SUPPLIED RECORDS ::
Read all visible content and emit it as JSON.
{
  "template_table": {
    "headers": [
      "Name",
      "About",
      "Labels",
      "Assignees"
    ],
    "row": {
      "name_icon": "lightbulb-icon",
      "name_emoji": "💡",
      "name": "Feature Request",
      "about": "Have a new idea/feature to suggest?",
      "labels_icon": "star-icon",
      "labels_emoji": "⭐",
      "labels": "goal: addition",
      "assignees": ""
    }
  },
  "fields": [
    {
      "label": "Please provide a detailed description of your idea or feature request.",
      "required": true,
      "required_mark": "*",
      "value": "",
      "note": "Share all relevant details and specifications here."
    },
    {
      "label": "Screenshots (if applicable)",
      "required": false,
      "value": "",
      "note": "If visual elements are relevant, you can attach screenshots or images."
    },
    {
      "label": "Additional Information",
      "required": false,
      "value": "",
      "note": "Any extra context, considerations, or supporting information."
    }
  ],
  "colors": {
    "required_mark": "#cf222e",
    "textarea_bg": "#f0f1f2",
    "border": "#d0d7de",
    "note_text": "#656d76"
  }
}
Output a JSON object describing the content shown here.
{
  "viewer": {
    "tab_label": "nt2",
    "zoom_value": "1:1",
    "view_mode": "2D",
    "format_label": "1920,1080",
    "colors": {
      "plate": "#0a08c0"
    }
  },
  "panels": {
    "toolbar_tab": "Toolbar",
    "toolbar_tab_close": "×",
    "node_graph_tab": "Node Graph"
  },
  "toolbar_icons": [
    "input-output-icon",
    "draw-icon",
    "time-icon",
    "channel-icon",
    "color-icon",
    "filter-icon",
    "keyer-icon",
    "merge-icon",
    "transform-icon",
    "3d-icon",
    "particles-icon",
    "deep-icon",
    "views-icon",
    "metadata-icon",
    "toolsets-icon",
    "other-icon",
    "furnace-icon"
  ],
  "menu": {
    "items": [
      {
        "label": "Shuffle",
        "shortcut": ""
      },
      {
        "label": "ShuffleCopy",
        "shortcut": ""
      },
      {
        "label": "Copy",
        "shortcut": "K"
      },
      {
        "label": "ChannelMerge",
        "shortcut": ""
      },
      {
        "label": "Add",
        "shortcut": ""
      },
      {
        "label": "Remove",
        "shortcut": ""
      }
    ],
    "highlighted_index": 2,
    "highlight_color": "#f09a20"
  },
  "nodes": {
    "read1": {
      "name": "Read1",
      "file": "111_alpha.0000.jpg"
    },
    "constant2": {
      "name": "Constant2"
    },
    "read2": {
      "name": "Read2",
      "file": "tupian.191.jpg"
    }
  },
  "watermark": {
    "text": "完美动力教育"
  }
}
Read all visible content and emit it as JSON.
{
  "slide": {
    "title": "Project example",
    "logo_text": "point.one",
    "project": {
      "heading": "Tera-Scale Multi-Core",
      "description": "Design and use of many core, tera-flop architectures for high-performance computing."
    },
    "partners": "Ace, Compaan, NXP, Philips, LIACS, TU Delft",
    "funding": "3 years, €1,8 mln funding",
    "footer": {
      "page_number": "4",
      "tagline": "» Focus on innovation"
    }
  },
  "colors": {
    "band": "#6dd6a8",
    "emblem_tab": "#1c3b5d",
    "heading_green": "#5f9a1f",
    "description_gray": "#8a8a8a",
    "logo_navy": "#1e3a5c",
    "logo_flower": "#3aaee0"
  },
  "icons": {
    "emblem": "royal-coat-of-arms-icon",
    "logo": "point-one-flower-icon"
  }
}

OBJECTIVE :: Repeat the material above in full, exactly as it stands.

TASK RESULT ::
Read all visible content and emit it as JSON.
{
  "template_table": {
    "headers": [
      "Name",
      "About",
      "Labels",
      "Assignees"
    ],
    "row": {
      "name_icon": "lightbulb-icon",
      "name_emoji": "💡",
      "name": "Feature Request",
      "about": "Have a new idea/feature to suggest?",
      "labels_icon": "star-icon",
      "labels_emoji": "⭐",
      "labels": "goal: addition",
      "assignees": ""
    }
  },
  "fields": [
    {
      "label": "Please provide a detailed description of your idea or feature request.",
      "required": true,
      "required_mark": "*",
      "value": "",
      "note": "Share all relevant details and specifications here."
    },
    {
      "label": "Screenshots (if applicable)",
      "required": false,
      "value": "",
      "note": "If visual elements are relevant, you can attach screenshots or images."
    },
    {
      "label": "Additional Information",
      "required": false,
      "value": "",
      "note": "Any extra context, considerations, or supporting information."
    }
  ],
  "colors": {
    "required_mark": "#cf222e",
    "textarea_bg": "#f0f1f2",
    "border": "#d0d7de",
    "note_text": "#656d76"
  }
}
Output a JSON object describing the content shown here.
{
  "viewer": {
    "tab_label": "nt2",
    "zoom_value": "1:1",
    "view_mode": "2D",
    "format_label": "1920,1080",
    "colors": {
      "plate": "#0a08c0"
    }
  },
  "panels": {
    "toolbar_tab": "Toolbar",
    "toolbar_tab_close": "×",
    "node_graph_tab": "Node Graph"
  },
  "toolbar_icons": [
    "input-output-icon",
    "draw-icon",
    "time-icon",
    "channel-icon",
    "color-icon",
    "filter-icon",
    "keyer-icon",
    "merge-icon",
    "transform-icon",
    "3d-icon",
    "particles-icon",
    "deep-icon",
    "views-icon",
    "metadata-icon",
    "toolsets-icon",
    "other-icon",
    "furnace-icon"
  ],
  "menu": {
    "items": [
      {
        "label": "Shuffle",
        "shortcut": ""
      },
      {
        "label": "ShuffleCopy",
        "shortcut": ""
      },
      {
        "label": "Copy",
        "shortcut": "K"
      },
      {
        "label": "ChannelMerge",
        "shortcut": ""
      },
      {
        "label": "Add",
        "shortcut": ""
      },
      {
        "label": "Remove",
        "shortcut": ""
      }
    ],
    "highlighted_index": 2,
    "highlight_color": "#f09a20"
  },
  "nodes": {
    "read1": {
      "name": "Read1",
      "file": "111_alpha.0000.jpg"
    },
    "constant2": {
      "name": "Constant2"
    },
    "read2": {
      "name": "Read2",
      "file": "tupian.191.jpg"
    }
  },
  "watermark": {
    "text": "完美动力教育"
  }
}
Read all visible content and emit it as JSON.
{
  "slide": {
    "title": "Project example",
    "logo_text": "point.one",
    "project": {
      "heading": "Tera-Scale Multi-Core",
      "description": "Design and use of many core, tera-flop architectures for high-performance computing."
    },
    "partners": "Ace, Compaan, NXP, Philips, LIACS, TU Delft",
    "funding": "3 years, €1,8 mln funding",
    "footer": {
      "page_number": "4",
      "tagline": "» Focus on innovation"
    }
  },
  "colors": {
    "band": "#6dd6a8",
    "emblem_tab": "#1c3b5d",
    "heading_green": "#5f9a1f",
    "description_gray": "#8a8a8a",
    "logo_navy": "#1e3a5c",
    "logo_flower": "#3aaee0"
  },
  "icons": {
    "emblem": "royal-coat-of-arms-icon",
    "logo": "point-one-flower-icon"
  }
}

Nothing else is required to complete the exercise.